**Written instruction:**
Count the lines below that include the word "close" and write that number alone.

**Data rows:**

=====

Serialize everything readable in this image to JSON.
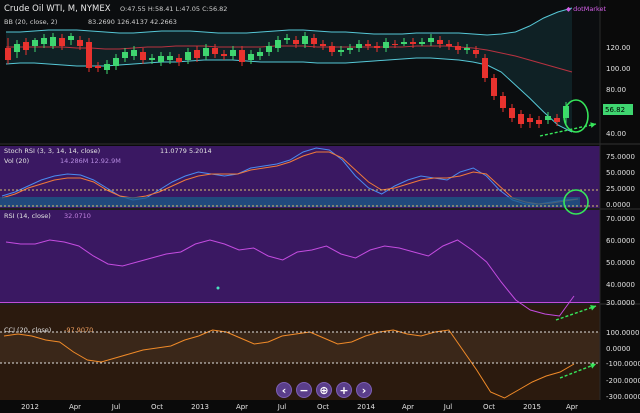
{
  "header": {
    "symbol": "Crude Oil WTI, M, NYMEX",
    "ohlc": "O:47.55 H:58.41 L:47.05 C:56.82",
    "watermark": "◆ dotMarket",
    "last_price": "56.82"
  },
  "panes": {
    "price": {
      "legend": "BB (20, close, 2)",
      "legend_values": "83.2690  126.4137  42.2663",
      "ticks": [
        "120.00",
        "100.00",
        "80.00",
        "60.00",
        "40.00"
      ]
    },
    "stoch": {
      "legend": "Stoch RSI (3, 3, 14, 14, close)",
      "legend_values": "11.0779   5.2014",
      "ticks": [
        "75.0000",
        "50.0000",
        "25.0000",
        "0.0000"
      ]
    },
    "vol": {
      "legend": "Vol (20)",
      "legend_values": "14.286M   12.92.9M"
    },
    "rsi": {
      "legend": "RSI (14, close)",
      "legend_values": "32.0710",
      "ticks": [
        "70.0000",
        "60.0000",
        "50.0000",
        "40.0000",
        "30.0000"
      ]
    },
    "cci": {
      "legend": "CCI (20, close)",
      "legend_values": "-97.9070",
      "ticks": [
        "100.0000",
        "0.0000",
        "-100.0000",
        "-200.0000",
        "-300.0000"
      ]
    }
  },
  "x_axis": {
    "labels": [
      "2012",
      "Apr",
      "Jul",
      "Oct",
      "2013",
      "Apr",
      "Jul",
      "Oct",
      "2014",
      "Apr",
      "Jul",
      "Oct",
      "2015",
      "Apr"
    ]
  },
  "nav": {
    "buttons": [
      "‹",
      "−",
      "⊕",
      "+",
      "›"
    ]
  },
  "colors": {
    "up": "#3fd670",
    "down": "#e8322e",
    "bb_band": "#56c7d6",
    "bb_mid": "#b83240",
    "stoch_k": "#4a8bf0",
    "stoch_d": "#f07a3a",
    "rsi_line": "#c44ce0",
    "cci_line": "#f08a28",
    "annotation": "#36e65a",
    "axis_text": "#e0e0e0"
  }
}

=====

**The response:**
4